**WORK TO COMPLETE:**
Return the listing below word for word.

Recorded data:
....

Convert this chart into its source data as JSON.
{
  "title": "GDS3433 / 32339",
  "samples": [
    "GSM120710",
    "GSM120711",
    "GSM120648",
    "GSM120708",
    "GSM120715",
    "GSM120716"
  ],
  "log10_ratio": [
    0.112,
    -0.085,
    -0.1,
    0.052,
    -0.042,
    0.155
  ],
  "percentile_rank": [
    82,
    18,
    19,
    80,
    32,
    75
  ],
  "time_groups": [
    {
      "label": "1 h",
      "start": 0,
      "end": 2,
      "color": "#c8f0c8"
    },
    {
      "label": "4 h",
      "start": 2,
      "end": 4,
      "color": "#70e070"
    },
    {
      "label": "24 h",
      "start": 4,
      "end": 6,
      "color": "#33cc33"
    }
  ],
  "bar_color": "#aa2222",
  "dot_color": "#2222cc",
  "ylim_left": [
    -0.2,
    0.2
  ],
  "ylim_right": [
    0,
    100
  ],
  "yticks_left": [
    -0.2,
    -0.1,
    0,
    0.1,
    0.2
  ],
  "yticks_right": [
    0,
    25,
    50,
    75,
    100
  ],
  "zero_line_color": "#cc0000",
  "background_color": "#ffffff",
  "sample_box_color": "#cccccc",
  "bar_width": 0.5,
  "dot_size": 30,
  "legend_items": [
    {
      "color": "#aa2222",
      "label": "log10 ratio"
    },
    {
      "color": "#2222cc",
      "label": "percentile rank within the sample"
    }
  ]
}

....

**THE ANSWER:**
Convert this chart into its source data as JSON.
{
  "title": "GDS3433 / 32339",
  "samples": [
    "GSM120710",
    "GSM120711",
    "GSM120648",
    "GSM120708",
    "GSM120715",
    "GSM120716"
  ],
  "log10_ratio": [
    0.112,
    -0.085,
    -0.1,
    0.052,
    -0.042,
    0.155
  ],
  "percentile_rank": [
    82,
    18,
    19,
    80,
    32,
    75
  ],
  "time_groups": [
    {
      "label": "1 h",
      "start": 0,
      "end": 2,
      "color": "#c8f0c8"
    },
    {
      "label": "4 h",
      "start": 2,
      "end": 4,
      "color": "#70e070"
    },
    {
      "label": "24 h",
      "start": 4,
      "end": 6,
      "color": "#33cc33"
    }
  ],
  "bar_color": "#aa2222",
  "dot_color": "#2222cc",
  "ylim_left": [
    -0.2,
    0.2
  ],
  "ylim_right": [
    0,
    100
  ],
  "yticks_left": [
    -0.2,
    -0.1,
    0,
    0.1,
    0.2
  ],
  "yticks_right": [
    0,
    25,
    50,
    75,
    100
  ],
  "zero_line_color": "#cc0000",
  "background_color": "#ffffff",
  "sample_box_color": "#cccccc",
  "bar_width": 0.5,
  "dot_size": 30,
  "legend_items": [
    {
      "color": "#aa2222",
      "label": "log10 ratio"
    },
    {
      "color": "#2222cc",
      "label": "percentile rank within the sample"
    }
  ]
}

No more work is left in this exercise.